TASK TO CARRY OUT ▸
From the entries below, copy every line that holds the word "this".
═══ INPUT MATERIAL
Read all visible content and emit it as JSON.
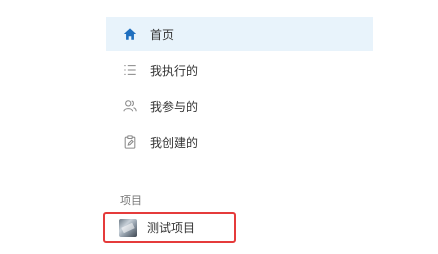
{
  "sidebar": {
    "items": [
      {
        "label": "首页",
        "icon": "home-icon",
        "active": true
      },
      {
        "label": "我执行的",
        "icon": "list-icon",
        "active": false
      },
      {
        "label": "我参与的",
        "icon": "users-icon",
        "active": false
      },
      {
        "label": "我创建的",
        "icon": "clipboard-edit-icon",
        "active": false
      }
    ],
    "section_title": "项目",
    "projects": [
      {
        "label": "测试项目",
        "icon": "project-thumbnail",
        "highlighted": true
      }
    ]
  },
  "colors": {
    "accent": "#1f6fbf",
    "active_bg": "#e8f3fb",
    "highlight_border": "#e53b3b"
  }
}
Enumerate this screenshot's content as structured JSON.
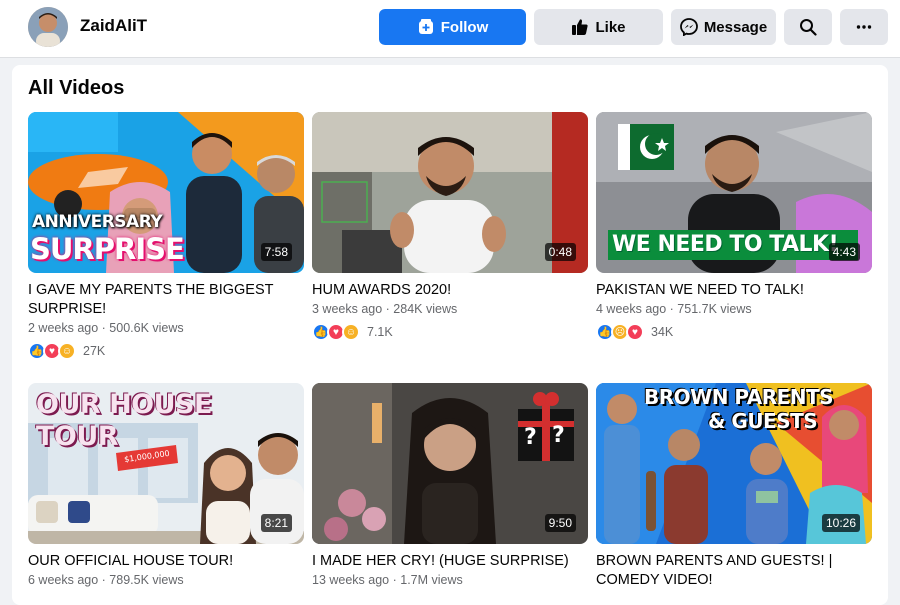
══════
═══ INPUT MATERIAL
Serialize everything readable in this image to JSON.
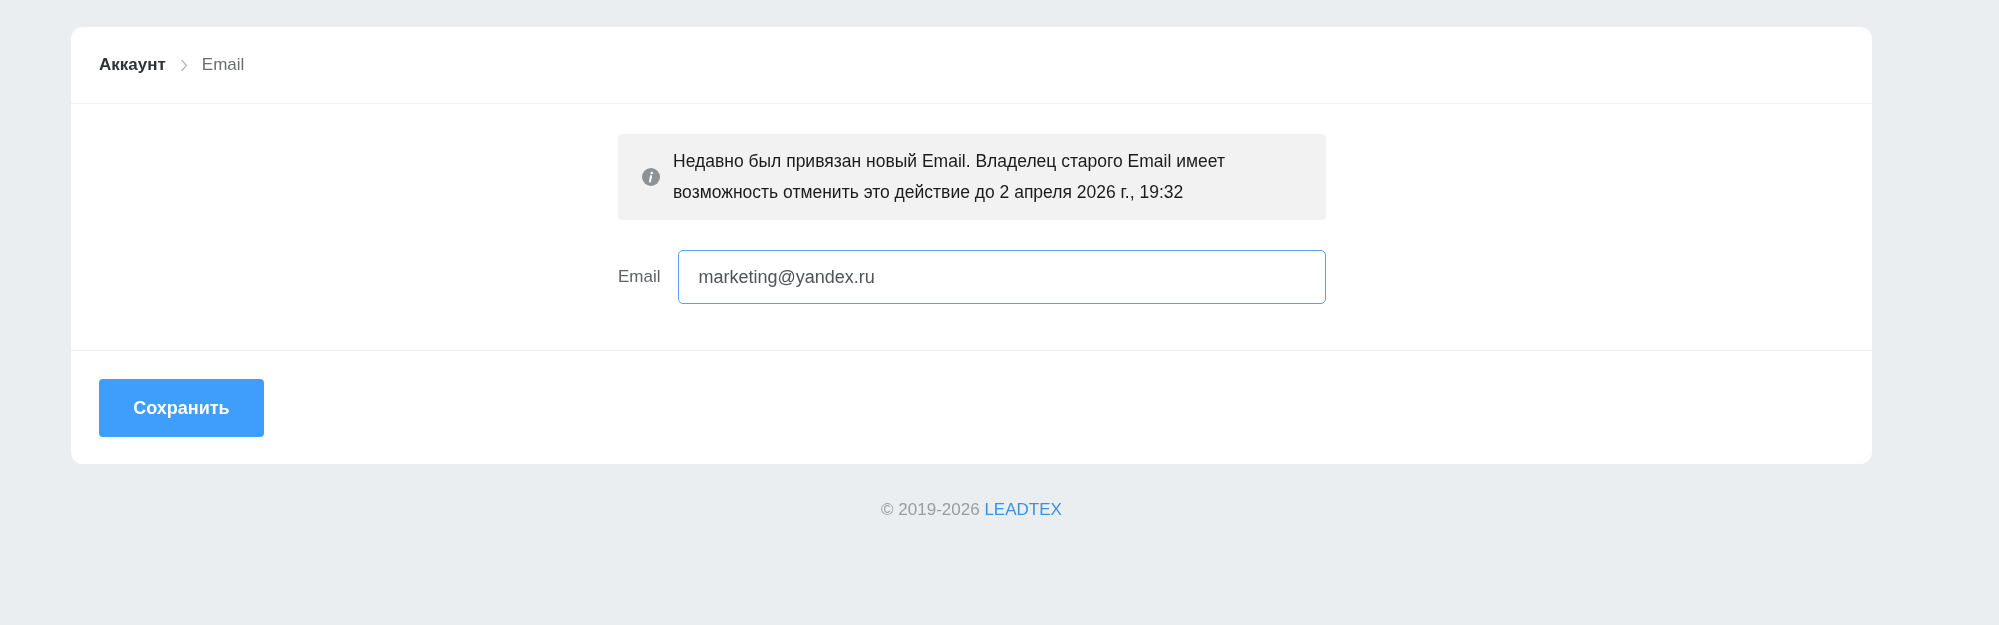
══════
EXERCISE RESPONSE ▸
Enumerate this screenshot's content as structured JSON.
Serialize everything readable in this image to JSON.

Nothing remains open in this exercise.